§ Task directions: Below are some records; output all of them exactly as they read.

○ ○ ○ ○ ○

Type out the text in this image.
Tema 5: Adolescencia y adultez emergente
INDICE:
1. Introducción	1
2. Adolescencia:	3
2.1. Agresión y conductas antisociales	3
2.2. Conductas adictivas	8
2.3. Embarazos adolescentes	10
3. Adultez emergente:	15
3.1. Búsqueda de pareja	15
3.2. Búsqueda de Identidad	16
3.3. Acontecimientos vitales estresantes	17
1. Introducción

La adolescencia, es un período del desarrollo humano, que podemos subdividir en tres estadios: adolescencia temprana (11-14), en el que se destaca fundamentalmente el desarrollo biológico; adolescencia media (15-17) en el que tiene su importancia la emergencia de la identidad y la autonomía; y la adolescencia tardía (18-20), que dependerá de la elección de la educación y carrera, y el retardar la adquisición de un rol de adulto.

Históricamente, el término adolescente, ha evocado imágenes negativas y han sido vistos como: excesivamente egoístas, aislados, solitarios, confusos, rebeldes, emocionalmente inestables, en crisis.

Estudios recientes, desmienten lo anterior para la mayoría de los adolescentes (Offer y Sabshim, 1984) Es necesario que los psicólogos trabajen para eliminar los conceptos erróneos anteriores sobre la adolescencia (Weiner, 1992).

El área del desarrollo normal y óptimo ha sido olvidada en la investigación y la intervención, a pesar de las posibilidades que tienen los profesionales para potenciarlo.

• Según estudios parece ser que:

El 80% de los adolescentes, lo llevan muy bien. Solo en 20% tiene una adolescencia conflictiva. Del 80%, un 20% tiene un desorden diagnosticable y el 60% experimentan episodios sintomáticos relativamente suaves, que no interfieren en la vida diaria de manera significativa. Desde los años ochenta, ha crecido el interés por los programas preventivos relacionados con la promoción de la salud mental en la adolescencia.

○ ○ ○ ○ ○

§ Written answer:
Type out the text in this image.
Tema 5: Adolescencia y adultez emergente
INDICE:
1. Introducción	1
2. Adolescencia:	3
2.1. Agresión y conductas antisociales	3
2.2. Conductas adictivas	8
2.3. Embarazos adolescentes	10
3. Adultez emergente:	15
3.1. Búsqueda de pareja	15
3.2. Búsqueda de Identidad	16
3.3. Acontecimientos vitales estresantes	17
1. Introducción

La adolescencia, es un período del desarrollo humano, que podemos subdividir en tres estadios: adolescencia temprana (11-14), en el que se destaca fundamentalmente el desarrollo biológico; adolescencia media (15-17) en el que tiene su importancia la emergencia de la identidad y la autonomía; y la adolescencia tardía (18-20), que dependerá de la elección de la educación y carrera, y el retardar la adquisición de un rol de adulto.

Históricamente, el término adolescente, ha evocado imágenes negativas y han sido vistos como: excesivamente egoístas, aislados, solitarios, confusos, rebeldes, emocionalmente inestables, en crisis.

Estudios recientes, desmienten lo anterior para la mayoría de los adolescentes (Offer y Sabshim, 1984) Es necesario que los psicólogos trabajen para eliminar los conceptos erróneos anteriores sobre la adolescencia (Weiner, 1992).

El área del desarrollo normal y óptimo ha sido olvidada en la investigación y la intervención, a pesar de las posibilidades que tienen los profesionales para potenciarlo.

• Según estudios parece ser que:

El 80% de los adolescentes, lo llevan muy bien. Solo en 20% tiene una adolescencia conflictiva. Del 80%, un 20% tiene un desorden diagnosticable y el 60% experimentan episodios sintomáticos relativamente suaves, que no interfieren en la vida diaria de manera significativa. Desde los años ochenta, ha crecido el interés por los programas preventivos relacionados con la promoción de la salud mental en la adolescencia.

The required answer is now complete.